-- Given task --
Repeat the material exactly, leaving nothing out.

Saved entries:
>>>
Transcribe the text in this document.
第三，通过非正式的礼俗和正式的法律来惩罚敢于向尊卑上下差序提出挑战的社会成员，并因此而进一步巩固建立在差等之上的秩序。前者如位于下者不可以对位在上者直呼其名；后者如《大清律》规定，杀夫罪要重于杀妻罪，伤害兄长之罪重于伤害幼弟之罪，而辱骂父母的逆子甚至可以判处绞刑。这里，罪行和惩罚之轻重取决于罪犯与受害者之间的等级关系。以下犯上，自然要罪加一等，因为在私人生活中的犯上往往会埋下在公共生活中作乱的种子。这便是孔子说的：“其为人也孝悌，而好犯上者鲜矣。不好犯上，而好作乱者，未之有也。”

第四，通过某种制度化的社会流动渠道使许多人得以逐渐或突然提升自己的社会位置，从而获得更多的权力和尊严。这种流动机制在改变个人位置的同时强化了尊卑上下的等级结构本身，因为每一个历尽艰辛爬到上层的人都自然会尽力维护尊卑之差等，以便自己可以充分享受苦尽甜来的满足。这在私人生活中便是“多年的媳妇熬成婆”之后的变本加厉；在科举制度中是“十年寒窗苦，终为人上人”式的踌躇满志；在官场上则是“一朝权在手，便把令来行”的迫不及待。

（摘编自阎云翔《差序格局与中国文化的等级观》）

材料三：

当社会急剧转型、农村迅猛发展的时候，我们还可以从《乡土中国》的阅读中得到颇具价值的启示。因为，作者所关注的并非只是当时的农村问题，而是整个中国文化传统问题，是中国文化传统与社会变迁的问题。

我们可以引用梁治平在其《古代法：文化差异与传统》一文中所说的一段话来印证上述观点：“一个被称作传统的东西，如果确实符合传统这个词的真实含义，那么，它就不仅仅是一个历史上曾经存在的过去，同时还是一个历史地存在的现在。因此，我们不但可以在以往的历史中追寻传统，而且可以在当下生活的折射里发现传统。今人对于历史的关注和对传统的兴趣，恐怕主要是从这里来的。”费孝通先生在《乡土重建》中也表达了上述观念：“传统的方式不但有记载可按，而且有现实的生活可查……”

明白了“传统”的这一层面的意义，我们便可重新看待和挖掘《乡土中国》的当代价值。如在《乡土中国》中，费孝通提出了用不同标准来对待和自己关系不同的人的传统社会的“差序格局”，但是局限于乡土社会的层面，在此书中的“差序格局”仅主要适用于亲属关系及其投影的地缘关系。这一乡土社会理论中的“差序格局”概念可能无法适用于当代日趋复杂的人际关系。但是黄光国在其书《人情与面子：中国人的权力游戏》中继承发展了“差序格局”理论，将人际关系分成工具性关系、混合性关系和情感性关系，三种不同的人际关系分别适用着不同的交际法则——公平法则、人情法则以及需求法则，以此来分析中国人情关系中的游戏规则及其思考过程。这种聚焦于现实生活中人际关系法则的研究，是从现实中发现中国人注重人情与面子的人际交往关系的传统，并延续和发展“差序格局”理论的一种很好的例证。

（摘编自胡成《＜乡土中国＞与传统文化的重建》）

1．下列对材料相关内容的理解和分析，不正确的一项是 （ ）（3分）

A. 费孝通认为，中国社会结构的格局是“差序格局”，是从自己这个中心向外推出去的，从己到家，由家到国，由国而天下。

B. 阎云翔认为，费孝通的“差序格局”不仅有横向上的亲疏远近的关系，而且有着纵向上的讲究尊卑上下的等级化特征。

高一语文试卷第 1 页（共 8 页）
<<<
-- Solved exercise --
Transcribe the text in this document.
第三，通过非正式的礼俗和正式的法律来惩罚敢于向尊卑上下差序提出挑战的社会成员，并因此而进一步巩固建立在差等之上的秩序。前者如位于下者不可以对位在上者直呼其名；后者如《大清律》规定，杀夫罪要重于杀妻罪，伤害兄长之罪重于伤害幼弟之罪，而辱骂父母的逆子甚至可以判处绞刑。这里，罪行和惩罚之轻重取决于罪犯与受害者之间的等级关系。以下犯上，自然要罪加一等，因为在私人生活中的犯上往往会埋下在公共生活中作乱的种子。这便是孔子说的：“其为人也孝悌，而好犯上者鲜矣。不好犯上，而好作乱者，未之有也。”

第四，通过某种制度化的社会流动渠道使许多人得以逐渐或突然提升自己的社会位置，从而获得更多的权力和尊严。这种流动机制在改变个人位置的同时强化了尊卑上下的等级结构本身，因为每一个历尽艰辛爬到上层的人都自然会尽力维护尊卑之差等，以便自己可以充分享受苦尽甜来的满足。这在私人生活中便是“多年的媳妇熬成婆”之后的变本加厉；在科举制度中是“十年寒窗苦，终为人上人”式的踌躇满志；在官场上则是“一朝权在手，便把令来行”的迫不及待。

（摘编自阎云翔《差序格局与中国文化的等级观》）

材料三：

当社会急剧转型、农村迅猛发展的时候，我们还可以从《乡土中国》的阅读中得到颇具价值的启示。因为，作者所关注的并非只是当时的农村问题，而是整个中国文化传统问题，是中国文化传统与社会变迁的问题。

我们可以引用梁治平在其《古代法：文化差异与传统》一文中所说的一段话来印证上述观点：“一个被称作传统的东西，如果确实符合传统这个词的真实含义，那么，它就不仅仅是一个历史上曾经存在的过去，同时还是一个历史地存在的现在。因此，我们不但可以在以往的历史中追寻传统，而且可以在当下生活的折射里发现传统。今人对于历史的关注和对传统的兴趣，恐怕主要是从这里来的。”费孝通先生在《乡土重建》中也表达了上述观念：“传统的方式不但有记载可按，而且有现实的生活可查……”

明白了“传统”的这一层面的意义，我们便可重新看待和挖掘《乡土中国》的当代价值。如在《乡土中国》中，费孝通提出了用不同标准来对待和自己关系不同的人的传统社会的“差序格局”，但是局限于乡土社会的层面，在此书中的“差序格局”仅主要适用于亲属关系及其投影的地缘关系。这一乡土社会理论中的“差序格局”概念可能无法适用于当代日趋复杂的人际关系。但是黄光国在其书《人情与面子：中国人的权力游戏》中继承发展了“差序格局”理论，将人际关系分成工具性关系、混合性关系和情感性关系，三种不同的人际关系分别适用着不同的交际法则——公平法则、人情法则以及需求法则，以此来分析中国人情关系中的游戏规则及其思考过程。这种聚焦于现实生活中人际关系法则的研究，是从现实中发现中国人注重人情与面子的人际交往关系的传统，并延续和发展“差序格局”理论的一种很好的例证。

（摘编自胡成《＜乡土中国＞与传统文化的重建》）

1．下列对材料相关内容的理解和分析，不正确的一项是 （ ）（3分）

A. 费孝通认为，中国社会结构的格局是“差序格局”，是从自己这个中心向外推出去的，从己到家，由家到国，由国而天下。

B. 阎云翔认为，费孝通的“差序格局”不仅有横向上的亲疏远近的关系，而且有着纵向上的讲究尊卑上下的等级化特征。

高一语文试卷第 1 页（共 8 页）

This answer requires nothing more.